◆ STATED PROBLEM
Scan the data beneath this task and copy each line that includes "text".

◆ DATA FOR PROCESSING
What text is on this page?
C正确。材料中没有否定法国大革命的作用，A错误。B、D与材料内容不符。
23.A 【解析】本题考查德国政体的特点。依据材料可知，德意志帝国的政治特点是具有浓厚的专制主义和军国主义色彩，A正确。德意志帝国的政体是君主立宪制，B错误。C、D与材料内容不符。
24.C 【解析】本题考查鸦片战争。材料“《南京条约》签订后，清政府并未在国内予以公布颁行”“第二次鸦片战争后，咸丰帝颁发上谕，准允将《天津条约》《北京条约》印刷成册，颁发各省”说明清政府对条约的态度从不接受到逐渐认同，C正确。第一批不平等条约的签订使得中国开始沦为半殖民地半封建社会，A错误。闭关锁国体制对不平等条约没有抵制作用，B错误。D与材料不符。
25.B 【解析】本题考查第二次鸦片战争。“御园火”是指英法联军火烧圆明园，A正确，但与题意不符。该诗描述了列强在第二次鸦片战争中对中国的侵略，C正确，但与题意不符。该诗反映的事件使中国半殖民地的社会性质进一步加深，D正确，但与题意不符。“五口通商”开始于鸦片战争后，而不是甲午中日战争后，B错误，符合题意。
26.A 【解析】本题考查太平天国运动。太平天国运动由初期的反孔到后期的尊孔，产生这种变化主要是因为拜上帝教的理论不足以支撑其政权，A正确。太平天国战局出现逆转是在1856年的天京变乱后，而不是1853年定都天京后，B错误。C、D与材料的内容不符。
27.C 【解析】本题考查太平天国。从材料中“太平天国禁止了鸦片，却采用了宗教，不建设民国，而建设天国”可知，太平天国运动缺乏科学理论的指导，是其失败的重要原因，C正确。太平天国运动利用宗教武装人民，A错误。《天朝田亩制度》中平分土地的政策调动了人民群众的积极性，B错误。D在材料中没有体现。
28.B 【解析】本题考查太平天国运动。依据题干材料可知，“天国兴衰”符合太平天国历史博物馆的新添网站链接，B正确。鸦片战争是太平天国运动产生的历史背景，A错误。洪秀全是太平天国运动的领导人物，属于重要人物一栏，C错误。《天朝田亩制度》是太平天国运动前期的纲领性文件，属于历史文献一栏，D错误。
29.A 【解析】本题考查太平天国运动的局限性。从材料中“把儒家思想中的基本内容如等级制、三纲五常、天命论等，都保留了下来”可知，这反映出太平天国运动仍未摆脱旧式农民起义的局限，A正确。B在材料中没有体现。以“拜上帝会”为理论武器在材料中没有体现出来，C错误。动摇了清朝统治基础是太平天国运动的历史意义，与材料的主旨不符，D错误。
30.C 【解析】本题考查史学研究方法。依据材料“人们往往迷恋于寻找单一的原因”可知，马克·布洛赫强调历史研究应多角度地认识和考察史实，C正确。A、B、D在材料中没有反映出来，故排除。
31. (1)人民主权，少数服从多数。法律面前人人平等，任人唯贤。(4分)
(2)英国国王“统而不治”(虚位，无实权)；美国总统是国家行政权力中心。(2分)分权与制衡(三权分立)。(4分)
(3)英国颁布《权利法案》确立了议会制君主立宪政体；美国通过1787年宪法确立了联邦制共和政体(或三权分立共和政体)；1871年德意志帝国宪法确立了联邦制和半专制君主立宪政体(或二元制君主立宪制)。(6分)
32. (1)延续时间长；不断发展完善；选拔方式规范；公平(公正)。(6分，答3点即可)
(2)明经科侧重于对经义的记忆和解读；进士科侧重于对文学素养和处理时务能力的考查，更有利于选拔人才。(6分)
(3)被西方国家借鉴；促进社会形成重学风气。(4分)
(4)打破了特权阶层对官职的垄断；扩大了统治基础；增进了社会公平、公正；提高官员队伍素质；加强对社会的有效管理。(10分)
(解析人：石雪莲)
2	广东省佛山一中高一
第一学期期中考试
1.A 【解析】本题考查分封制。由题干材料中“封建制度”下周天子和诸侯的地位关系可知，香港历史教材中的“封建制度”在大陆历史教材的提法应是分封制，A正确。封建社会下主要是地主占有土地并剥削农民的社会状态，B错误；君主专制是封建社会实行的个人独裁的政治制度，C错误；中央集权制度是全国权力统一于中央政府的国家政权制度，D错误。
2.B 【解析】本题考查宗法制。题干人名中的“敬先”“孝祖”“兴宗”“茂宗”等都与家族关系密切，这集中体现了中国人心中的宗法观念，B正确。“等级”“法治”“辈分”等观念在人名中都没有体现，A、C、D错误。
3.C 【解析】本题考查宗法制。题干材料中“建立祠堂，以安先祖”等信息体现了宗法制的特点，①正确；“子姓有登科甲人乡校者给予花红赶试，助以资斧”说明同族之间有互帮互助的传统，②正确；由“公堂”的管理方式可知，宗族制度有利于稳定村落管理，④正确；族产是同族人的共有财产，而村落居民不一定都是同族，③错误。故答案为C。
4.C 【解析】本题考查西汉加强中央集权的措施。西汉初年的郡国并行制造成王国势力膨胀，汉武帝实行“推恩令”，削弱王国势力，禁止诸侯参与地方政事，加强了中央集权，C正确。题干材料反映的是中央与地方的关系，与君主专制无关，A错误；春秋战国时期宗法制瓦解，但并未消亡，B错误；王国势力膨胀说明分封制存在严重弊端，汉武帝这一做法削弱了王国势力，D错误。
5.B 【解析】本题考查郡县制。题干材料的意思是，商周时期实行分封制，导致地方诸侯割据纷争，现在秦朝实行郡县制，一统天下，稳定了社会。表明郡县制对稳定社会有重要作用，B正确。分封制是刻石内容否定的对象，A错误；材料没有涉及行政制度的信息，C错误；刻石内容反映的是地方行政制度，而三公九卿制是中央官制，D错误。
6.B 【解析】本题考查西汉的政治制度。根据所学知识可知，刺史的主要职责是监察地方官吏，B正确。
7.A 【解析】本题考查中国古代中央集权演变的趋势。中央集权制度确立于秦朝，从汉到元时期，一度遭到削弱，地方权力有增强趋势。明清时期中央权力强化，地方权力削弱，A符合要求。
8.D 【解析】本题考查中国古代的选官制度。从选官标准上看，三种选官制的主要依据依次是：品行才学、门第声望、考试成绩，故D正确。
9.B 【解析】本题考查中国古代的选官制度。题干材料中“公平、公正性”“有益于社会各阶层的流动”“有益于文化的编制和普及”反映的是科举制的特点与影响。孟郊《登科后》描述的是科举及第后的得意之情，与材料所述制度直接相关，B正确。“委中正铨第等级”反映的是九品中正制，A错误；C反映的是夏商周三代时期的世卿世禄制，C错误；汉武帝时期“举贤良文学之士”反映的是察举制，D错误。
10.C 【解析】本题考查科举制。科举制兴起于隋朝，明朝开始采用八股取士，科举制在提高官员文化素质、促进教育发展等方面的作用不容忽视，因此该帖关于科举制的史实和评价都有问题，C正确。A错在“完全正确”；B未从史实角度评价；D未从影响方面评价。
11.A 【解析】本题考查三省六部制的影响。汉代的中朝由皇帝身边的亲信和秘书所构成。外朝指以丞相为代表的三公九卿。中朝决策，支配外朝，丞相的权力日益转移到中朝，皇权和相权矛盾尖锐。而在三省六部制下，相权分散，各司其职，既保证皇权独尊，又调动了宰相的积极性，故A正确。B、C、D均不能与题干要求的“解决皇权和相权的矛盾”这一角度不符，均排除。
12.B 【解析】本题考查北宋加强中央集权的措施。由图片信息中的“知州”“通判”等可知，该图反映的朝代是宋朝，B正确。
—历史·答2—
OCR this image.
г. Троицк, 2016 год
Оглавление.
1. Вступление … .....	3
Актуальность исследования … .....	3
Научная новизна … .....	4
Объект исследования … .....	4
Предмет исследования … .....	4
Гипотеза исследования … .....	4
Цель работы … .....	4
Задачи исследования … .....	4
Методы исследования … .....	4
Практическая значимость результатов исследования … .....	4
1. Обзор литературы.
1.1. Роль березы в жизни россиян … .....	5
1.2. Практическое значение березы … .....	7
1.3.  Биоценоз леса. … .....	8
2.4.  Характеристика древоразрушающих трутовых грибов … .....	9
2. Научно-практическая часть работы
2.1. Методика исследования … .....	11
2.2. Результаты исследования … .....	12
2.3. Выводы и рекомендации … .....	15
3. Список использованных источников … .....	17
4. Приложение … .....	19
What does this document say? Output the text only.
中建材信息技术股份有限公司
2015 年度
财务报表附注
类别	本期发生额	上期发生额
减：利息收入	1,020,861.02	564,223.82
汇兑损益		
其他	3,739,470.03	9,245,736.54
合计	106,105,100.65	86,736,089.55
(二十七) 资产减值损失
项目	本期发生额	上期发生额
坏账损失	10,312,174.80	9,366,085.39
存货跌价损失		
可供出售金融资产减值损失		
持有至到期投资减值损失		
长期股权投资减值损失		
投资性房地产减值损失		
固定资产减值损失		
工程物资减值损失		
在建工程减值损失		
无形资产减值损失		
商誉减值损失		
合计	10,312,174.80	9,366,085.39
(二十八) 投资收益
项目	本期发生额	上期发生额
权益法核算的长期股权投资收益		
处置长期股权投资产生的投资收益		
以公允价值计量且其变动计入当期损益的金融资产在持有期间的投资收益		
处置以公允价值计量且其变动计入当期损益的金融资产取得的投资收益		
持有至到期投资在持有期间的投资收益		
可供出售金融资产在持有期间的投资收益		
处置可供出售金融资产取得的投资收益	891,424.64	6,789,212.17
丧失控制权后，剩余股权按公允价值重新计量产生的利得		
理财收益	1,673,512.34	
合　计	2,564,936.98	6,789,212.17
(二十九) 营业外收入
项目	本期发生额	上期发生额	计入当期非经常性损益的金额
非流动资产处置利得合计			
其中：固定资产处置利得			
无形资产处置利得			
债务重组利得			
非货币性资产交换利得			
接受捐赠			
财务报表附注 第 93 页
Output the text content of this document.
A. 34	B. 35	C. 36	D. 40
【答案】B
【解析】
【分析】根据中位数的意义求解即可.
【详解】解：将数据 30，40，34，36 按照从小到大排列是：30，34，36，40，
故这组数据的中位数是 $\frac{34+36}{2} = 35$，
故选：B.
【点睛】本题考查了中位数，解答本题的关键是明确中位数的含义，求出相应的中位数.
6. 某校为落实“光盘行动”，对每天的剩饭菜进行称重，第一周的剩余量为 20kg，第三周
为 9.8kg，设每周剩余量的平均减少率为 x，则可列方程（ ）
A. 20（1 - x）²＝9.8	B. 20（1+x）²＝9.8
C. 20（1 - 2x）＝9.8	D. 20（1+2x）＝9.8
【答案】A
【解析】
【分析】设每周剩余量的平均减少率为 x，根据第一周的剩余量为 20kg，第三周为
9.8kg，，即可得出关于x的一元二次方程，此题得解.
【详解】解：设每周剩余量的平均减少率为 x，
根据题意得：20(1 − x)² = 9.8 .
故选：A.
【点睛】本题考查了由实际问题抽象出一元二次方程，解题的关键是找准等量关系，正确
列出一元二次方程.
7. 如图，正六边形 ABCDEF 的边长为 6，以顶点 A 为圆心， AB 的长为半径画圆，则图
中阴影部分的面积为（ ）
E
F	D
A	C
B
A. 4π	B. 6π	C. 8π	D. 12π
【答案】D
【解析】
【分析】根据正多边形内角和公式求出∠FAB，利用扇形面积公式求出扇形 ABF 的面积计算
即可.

◆ TASK ANSWER
What text is on this page?
What does this document say? Output the text only.
Output the text content of this document.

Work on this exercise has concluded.